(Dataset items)
*-*-*

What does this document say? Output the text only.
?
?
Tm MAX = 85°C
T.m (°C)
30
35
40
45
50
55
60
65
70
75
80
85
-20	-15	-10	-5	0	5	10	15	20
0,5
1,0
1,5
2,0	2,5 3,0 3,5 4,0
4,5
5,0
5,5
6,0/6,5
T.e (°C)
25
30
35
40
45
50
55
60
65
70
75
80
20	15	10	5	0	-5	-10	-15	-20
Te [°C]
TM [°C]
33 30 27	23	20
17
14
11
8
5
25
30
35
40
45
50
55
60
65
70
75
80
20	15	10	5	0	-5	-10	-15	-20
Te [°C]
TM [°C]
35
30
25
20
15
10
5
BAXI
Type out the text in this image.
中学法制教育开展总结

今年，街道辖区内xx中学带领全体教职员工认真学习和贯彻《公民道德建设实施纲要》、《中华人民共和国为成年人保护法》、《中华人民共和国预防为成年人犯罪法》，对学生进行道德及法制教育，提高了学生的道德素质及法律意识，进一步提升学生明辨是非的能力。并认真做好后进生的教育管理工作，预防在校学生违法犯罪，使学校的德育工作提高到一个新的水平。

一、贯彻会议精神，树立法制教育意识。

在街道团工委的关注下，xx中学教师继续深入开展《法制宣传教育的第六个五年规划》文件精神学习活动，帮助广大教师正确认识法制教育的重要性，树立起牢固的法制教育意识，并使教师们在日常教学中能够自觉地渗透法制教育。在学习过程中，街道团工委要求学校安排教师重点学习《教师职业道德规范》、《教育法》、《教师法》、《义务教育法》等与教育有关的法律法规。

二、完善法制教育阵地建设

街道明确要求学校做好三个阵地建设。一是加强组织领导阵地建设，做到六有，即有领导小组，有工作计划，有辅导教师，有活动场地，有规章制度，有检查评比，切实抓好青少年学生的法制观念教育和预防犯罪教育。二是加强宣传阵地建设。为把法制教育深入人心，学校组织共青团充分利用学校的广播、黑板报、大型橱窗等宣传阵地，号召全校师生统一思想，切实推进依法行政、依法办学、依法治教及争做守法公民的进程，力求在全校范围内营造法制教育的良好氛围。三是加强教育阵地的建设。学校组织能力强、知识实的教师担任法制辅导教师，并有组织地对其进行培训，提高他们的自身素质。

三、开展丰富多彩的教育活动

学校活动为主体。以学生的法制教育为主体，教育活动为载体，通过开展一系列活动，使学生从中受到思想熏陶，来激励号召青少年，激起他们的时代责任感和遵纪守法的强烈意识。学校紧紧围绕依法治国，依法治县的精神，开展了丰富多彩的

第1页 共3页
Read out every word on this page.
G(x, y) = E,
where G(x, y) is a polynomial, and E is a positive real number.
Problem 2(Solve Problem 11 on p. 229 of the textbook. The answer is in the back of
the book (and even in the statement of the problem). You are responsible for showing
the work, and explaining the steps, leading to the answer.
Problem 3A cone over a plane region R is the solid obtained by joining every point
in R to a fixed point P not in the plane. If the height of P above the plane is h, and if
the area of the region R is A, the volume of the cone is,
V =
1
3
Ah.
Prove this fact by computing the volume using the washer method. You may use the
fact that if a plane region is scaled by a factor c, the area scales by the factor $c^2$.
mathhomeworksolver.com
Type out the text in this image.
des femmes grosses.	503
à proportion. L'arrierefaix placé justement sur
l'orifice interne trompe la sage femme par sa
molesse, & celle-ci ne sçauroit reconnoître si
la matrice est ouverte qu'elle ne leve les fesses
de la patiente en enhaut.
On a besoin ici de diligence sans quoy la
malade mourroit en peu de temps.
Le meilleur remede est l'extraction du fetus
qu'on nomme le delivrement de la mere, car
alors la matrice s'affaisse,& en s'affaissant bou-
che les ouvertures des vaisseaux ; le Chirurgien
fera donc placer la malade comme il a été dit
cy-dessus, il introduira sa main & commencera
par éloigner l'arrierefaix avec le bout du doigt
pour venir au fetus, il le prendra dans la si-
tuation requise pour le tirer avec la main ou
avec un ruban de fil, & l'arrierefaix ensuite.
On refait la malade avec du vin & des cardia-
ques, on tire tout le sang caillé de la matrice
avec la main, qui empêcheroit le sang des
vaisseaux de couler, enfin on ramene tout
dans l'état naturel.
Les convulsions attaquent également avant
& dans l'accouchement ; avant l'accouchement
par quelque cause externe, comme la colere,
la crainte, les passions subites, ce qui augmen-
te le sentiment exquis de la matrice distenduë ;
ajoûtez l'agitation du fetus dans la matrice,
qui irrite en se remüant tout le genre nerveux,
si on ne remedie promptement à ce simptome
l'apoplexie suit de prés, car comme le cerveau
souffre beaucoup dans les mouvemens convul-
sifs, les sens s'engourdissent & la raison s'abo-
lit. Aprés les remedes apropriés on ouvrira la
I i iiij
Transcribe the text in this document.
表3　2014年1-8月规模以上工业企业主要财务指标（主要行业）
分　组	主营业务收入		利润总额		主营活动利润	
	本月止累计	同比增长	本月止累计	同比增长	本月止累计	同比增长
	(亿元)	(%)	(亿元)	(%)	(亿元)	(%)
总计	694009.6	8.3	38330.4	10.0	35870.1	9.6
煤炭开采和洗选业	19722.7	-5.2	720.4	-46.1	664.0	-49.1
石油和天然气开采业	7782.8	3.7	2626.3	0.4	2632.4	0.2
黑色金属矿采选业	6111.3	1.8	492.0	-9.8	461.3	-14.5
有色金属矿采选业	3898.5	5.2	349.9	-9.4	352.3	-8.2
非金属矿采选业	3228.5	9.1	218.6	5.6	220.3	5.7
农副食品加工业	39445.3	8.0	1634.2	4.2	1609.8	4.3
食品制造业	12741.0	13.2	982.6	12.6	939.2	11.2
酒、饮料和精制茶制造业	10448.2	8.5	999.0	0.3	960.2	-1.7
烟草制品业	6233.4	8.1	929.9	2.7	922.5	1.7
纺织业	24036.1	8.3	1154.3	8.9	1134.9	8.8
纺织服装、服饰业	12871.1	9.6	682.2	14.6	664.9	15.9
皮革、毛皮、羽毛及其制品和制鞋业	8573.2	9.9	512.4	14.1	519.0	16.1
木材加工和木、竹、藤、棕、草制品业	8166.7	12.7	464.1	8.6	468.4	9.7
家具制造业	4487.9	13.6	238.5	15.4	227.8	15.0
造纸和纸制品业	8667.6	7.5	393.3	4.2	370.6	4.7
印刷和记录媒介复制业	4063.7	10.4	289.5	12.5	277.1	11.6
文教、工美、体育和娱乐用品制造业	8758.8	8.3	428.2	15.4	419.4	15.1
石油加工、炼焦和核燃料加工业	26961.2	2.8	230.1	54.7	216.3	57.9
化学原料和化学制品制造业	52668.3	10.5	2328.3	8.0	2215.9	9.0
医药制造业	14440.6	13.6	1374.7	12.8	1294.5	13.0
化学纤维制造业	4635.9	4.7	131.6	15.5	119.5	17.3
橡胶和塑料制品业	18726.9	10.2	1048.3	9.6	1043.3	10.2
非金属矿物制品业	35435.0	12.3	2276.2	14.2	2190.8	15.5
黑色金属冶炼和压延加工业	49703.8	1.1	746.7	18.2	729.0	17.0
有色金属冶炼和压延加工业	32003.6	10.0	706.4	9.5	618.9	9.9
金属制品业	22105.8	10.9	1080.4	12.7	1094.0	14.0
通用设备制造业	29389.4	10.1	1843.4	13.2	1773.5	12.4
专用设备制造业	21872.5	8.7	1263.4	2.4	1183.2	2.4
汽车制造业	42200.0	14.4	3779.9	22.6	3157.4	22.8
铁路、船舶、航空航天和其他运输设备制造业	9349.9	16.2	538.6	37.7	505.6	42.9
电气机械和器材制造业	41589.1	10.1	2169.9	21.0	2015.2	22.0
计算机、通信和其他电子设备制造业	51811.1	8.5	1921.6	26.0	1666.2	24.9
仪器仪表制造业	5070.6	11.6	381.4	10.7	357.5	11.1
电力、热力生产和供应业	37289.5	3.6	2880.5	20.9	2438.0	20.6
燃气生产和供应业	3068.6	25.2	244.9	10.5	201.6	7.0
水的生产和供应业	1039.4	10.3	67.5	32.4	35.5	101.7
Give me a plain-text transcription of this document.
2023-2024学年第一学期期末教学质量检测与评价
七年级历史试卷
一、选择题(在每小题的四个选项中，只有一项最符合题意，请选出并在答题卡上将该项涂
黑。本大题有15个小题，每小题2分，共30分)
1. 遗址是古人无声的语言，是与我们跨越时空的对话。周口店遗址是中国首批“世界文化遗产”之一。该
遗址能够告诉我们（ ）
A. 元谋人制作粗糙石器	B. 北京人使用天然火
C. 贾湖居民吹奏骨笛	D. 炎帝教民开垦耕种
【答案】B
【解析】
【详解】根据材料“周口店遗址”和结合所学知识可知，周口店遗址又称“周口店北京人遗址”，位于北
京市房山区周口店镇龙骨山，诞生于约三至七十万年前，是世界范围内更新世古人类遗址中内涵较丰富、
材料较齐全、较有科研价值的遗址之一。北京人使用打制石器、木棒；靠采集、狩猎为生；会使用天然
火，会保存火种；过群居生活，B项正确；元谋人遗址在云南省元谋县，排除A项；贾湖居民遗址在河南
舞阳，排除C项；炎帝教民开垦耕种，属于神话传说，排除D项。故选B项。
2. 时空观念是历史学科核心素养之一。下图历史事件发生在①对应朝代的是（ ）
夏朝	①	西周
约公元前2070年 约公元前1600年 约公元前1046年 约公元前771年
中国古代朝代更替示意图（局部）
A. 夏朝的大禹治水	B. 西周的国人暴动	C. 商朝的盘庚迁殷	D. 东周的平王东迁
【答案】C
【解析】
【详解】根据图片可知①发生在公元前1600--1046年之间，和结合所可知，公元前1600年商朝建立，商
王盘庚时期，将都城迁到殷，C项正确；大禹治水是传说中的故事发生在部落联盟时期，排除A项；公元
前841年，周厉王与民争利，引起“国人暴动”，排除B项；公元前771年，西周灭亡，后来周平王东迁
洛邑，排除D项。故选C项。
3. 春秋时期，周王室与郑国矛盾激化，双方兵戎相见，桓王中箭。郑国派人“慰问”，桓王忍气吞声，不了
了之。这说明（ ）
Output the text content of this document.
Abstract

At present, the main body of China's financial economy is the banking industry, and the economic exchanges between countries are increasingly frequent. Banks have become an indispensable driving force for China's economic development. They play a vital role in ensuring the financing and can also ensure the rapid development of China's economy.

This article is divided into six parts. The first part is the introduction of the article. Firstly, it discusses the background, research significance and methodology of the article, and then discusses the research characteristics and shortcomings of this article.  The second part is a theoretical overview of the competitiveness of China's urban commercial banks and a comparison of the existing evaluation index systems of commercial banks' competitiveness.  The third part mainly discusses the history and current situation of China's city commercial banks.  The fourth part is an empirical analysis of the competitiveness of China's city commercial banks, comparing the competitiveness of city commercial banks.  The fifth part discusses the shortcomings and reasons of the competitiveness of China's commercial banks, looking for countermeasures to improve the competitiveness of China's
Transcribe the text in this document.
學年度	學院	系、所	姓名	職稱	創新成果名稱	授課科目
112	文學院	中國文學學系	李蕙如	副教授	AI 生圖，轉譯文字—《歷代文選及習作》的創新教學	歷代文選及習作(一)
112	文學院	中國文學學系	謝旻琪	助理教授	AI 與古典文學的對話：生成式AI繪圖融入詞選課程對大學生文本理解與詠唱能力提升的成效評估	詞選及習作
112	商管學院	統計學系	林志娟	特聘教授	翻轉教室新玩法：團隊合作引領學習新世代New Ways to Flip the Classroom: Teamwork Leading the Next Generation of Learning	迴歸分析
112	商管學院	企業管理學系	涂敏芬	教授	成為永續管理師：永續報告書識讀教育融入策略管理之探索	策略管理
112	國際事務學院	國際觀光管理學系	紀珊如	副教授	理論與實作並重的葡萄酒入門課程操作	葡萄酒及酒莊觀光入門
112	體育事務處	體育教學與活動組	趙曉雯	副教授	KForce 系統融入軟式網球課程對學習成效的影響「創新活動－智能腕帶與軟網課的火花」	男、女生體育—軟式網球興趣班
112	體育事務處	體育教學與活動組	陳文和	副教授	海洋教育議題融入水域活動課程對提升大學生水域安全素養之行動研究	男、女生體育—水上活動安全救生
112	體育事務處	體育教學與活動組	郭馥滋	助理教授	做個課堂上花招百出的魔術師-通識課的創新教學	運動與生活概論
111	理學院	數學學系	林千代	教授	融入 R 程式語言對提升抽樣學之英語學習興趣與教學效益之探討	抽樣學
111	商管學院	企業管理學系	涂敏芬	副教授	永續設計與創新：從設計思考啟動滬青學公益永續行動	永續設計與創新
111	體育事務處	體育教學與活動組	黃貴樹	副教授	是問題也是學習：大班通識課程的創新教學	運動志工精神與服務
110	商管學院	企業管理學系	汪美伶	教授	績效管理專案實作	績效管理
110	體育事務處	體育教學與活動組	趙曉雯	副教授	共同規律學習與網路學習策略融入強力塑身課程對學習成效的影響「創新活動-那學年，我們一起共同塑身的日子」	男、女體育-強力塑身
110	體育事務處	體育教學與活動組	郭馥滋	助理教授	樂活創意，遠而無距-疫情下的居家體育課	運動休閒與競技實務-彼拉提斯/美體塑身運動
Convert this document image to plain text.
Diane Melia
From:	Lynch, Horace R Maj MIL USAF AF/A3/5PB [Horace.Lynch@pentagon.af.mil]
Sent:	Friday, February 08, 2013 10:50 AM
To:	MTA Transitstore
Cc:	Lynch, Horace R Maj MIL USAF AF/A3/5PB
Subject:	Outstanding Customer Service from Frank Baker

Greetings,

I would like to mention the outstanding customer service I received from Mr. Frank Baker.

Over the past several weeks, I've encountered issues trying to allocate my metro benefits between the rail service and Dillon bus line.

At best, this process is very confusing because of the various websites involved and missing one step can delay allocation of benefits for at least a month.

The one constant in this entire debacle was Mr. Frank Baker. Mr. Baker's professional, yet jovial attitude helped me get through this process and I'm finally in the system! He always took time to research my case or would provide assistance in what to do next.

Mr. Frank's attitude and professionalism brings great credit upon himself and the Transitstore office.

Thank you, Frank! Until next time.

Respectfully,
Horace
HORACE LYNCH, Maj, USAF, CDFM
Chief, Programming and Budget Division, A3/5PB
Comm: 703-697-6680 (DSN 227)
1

*-*-*

- [Task requirements]:
Say how many lines contain the string "arrierefaix", giving nothing but the count.

- [Written response]:
3